- Objective -
How many of the lines that follow contain the word "color"? Give only the number.

- Extracted records -
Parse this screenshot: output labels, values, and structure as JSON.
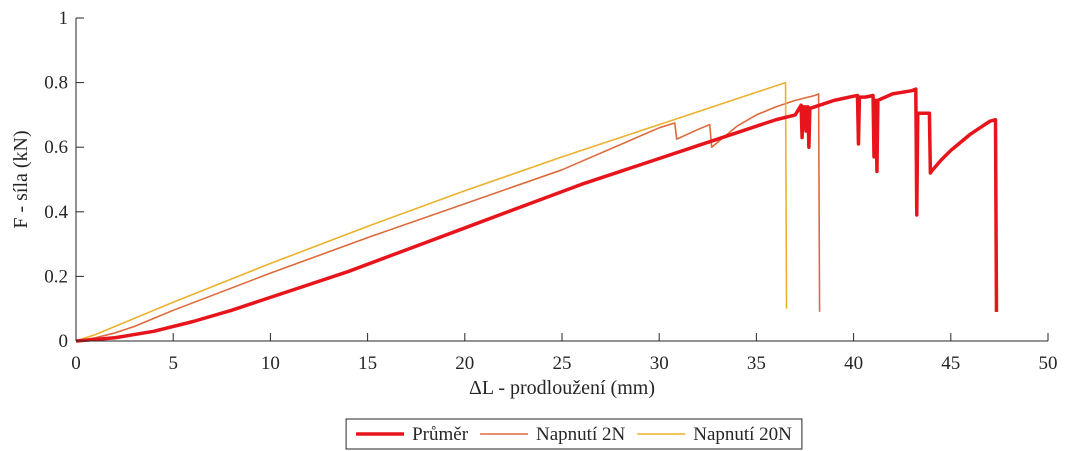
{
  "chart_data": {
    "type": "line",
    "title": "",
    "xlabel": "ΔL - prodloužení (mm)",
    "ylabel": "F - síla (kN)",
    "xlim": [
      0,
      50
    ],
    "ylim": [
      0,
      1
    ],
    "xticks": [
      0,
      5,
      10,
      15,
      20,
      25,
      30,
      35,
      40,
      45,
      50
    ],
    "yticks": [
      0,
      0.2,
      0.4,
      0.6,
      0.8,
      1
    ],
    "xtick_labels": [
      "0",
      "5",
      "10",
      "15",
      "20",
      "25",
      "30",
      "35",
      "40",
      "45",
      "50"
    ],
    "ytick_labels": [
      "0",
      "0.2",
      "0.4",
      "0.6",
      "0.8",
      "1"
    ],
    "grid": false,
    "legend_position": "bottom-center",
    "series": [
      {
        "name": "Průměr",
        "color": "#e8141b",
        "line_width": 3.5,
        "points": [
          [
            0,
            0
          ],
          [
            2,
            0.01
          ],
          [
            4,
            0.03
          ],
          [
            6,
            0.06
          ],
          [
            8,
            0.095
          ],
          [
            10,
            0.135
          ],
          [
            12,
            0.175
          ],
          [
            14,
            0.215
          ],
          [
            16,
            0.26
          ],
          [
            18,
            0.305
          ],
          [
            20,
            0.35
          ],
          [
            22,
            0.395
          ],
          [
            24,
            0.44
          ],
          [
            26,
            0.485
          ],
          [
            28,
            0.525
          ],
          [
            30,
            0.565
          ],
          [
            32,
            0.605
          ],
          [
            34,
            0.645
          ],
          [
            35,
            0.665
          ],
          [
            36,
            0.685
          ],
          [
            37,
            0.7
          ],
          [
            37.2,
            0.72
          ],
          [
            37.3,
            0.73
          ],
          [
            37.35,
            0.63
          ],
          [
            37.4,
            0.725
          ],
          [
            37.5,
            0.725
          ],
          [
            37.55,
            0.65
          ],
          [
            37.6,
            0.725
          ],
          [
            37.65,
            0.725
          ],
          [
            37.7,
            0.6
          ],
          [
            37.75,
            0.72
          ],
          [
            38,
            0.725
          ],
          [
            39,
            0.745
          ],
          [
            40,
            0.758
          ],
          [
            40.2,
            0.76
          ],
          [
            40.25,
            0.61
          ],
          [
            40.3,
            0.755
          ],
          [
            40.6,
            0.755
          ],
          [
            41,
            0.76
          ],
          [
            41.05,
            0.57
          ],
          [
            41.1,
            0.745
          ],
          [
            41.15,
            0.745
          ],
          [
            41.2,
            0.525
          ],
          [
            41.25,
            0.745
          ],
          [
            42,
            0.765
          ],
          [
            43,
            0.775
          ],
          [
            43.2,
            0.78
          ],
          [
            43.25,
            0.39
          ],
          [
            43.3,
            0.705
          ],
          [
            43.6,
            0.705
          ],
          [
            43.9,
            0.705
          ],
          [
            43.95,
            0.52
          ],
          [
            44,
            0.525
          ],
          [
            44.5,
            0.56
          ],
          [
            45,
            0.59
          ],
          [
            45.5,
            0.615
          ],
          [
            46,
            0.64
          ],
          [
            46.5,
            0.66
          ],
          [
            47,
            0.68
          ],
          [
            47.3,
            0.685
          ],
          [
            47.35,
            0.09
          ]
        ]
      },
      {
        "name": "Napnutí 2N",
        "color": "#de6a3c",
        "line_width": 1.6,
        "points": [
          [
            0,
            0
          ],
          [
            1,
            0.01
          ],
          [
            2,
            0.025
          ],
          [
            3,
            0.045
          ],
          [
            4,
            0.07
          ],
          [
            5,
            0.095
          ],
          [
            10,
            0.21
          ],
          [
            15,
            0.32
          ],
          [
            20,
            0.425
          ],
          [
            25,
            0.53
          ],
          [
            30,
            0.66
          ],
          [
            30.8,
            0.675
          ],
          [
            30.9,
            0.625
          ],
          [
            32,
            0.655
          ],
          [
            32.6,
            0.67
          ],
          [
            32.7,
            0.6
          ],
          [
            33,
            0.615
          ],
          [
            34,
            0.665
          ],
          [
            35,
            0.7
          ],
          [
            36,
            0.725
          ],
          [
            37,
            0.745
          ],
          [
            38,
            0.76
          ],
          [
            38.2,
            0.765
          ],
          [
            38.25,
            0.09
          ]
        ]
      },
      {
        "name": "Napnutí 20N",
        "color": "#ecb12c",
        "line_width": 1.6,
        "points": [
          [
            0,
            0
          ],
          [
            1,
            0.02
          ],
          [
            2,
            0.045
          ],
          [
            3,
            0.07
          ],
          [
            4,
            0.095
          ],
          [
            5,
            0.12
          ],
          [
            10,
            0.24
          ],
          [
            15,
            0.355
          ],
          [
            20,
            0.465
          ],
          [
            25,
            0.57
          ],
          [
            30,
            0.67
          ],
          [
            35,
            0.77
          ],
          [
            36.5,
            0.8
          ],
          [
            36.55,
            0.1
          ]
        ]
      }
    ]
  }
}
==
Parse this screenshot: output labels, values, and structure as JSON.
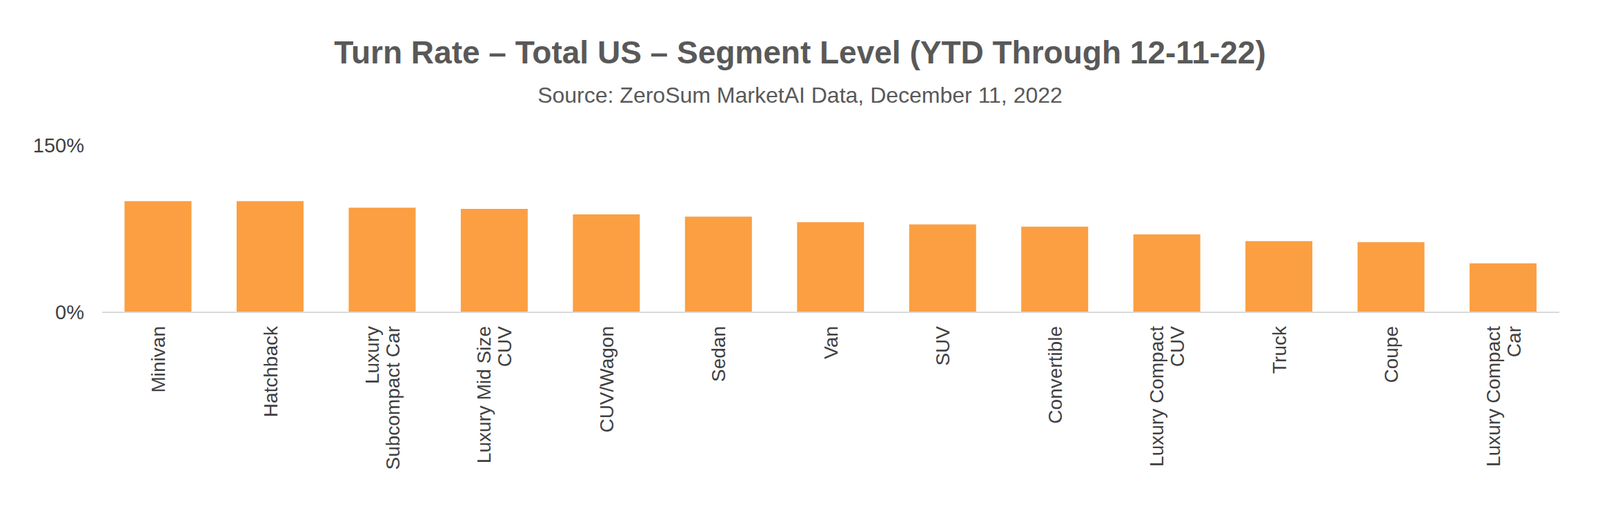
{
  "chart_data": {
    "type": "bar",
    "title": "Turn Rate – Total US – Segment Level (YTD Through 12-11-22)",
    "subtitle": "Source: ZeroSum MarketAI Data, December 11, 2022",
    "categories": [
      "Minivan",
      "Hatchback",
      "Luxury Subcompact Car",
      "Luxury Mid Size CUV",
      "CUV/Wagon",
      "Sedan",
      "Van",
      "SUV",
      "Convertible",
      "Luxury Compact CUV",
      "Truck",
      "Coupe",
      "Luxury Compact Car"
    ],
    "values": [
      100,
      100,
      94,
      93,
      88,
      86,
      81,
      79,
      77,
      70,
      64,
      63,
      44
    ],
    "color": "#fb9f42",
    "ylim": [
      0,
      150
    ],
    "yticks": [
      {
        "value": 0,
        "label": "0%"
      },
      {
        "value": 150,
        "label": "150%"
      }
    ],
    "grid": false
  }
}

- Result of the task -
4